▶ Directions
Report, word for word, every line of the material that contains "decisions".
|---|
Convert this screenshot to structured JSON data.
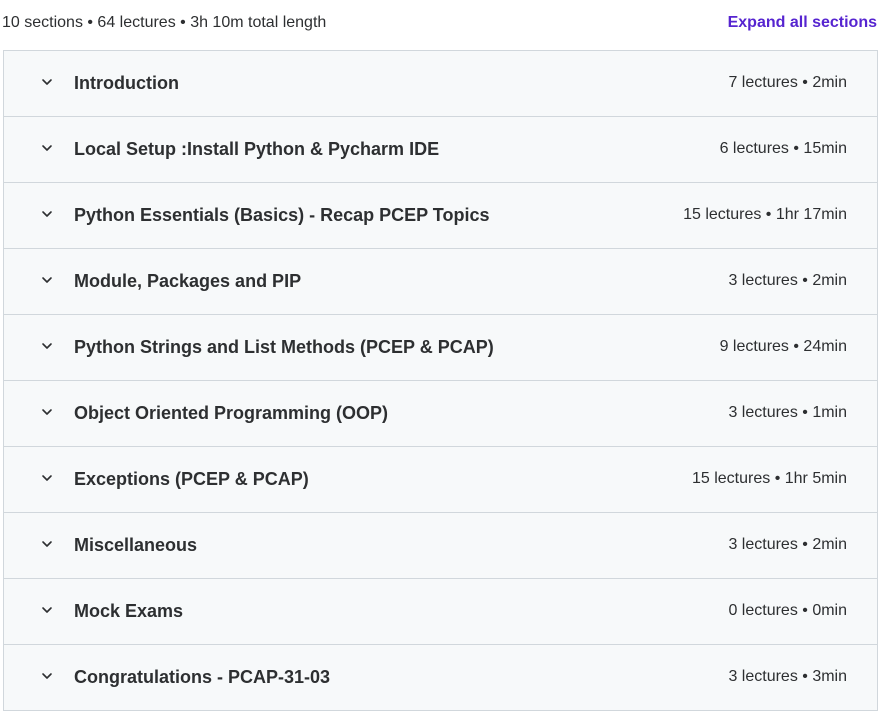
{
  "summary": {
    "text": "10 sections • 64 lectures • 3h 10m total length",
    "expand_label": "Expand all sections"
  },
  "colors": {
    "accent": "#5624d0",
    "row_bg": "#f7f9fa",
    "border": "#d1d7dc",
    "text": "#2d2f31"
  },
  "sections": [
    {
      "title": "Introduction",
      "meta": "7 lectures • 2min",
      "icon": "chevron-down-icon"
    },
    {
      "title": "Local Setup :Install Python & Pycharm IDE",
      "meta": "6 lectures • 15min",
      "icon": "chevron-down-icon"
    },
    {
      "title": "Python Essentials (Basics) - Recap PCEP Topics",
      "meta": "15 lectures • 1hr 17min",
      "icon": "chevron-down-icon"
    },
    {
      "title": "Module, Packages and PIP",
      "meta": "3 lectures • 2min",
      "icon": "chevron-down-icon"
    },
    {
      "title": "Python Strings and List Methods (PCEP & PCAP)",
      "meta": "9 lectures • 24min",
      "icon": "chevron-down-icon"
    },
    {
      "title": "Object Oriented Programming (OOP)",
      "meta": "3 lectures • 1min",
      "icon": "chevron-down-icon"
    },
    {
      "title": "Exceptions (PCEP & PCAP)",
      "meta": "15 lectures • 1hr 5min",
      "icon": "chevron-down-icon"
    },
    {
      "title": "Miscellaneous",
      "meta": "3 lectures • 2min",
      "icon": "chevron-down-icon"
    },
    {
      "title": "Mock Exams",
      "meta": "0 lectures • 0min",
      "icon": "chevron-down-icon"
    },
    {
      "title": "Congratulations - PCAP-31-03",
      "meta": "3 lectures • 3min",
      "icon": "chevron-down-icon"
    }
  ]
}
|---|
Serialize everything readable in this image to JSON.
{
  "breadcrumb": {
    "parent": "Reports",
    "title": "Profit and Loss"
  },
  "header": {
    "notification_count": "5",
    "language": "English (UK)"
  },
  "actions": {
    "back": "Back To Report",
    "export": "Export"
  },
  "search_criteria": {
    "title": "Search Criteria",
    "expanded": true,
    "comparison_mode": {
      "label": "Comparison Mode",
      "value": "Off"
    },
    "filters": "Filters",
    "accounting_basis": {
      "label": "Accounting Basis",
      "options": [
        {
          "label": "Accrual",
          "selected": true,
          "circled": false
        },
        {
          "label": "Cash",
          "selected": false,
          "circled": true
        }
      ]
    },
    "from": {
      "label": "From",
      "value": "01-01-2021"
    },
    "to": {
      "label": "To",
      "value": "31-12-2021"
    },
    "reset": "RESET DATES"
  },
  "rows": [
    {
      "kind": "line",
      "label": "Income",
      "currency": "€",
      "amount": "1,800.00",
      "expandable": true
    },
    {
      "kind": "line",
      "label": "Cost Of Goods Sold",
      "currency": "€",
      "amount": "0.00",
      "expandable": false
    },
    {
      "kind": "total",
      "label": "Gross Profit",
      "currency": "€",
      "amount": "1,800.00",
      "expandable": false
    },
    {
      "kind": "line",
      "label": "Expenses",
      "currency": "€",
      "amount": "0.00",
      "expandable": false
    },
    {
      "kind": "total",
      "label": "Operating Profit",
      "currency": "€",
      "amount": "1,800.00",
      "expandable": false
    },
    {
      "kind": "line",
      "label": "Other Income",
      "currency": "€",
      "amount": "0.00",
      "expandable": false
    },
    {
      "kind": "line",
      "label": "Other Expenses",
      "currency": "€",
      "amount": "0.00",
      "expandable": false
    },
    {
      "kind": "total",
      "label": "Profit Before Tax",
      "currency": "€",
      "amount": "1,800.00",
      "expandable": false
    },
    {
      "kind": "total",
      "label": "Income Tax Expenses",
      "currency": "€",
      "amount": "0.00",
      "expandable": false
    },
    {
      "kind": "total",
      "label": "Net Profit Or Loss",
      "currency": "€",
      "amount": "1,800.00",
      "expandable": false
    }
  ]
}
|---|
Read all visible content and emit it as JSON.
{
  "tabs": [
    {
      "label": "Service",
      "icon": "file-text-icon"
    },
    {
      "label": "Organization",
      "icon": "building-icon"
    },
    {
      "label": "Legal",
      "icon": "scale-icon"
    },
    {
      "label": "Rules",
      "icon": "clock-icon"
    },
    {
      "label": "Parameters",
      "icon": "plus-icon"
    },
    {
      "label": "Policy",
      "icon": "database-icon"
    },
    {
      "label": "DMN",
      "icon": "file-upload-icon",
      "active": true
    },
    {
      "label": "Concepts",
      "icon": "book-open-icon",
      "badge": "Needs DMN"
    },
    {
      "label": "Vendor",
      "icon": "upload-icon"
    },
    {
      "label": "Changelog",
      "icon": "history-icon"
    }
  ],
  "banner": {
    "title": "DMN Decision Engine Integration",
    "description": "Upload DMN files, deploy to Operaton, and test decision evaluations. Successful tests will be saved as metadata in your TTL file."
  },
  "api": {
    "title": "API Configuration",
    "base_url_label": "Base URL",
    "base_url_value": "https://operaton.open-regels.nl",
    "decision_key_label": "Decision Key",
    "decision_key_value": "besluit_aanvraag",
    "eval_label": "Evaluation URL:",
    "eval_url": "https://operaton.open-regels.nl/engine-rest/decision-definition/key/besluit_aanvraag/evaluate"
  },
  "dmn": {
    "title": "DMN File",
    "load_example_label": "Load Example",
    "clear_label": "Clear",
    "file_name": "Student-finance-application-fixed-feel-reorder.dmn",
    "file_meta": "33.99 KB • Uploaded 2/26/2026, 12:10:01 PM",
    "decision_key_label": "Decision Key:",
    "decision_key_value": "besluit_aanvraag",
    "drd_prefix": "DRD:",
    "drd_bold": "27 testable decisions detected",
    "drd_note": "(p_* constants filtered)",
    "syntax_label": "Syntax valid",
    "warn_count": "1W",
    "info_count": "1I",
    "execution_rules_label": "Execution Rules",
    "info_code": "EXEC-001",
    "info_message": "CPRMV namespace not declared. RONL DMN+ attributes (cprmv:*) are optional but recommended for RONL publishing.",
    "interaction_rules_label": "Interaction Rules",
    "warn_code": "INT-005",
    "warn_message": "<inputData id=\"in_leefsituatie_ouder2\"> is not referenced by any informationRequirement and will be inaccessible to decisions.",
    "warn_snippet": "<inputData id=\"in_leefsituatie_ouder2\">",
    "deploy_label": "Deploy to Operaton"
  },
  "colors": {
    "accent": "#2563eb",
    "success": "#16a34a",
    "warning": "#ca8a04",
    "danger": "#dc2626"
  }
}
|---|
▶ Complete response
    "drd_bold": "27 testable decisions detected",
    "warn_message": "<inputData id=\"in_leefsituatie_ouder2\"> is not referenced by any informationRequirement and will be inaccessible to decisions.",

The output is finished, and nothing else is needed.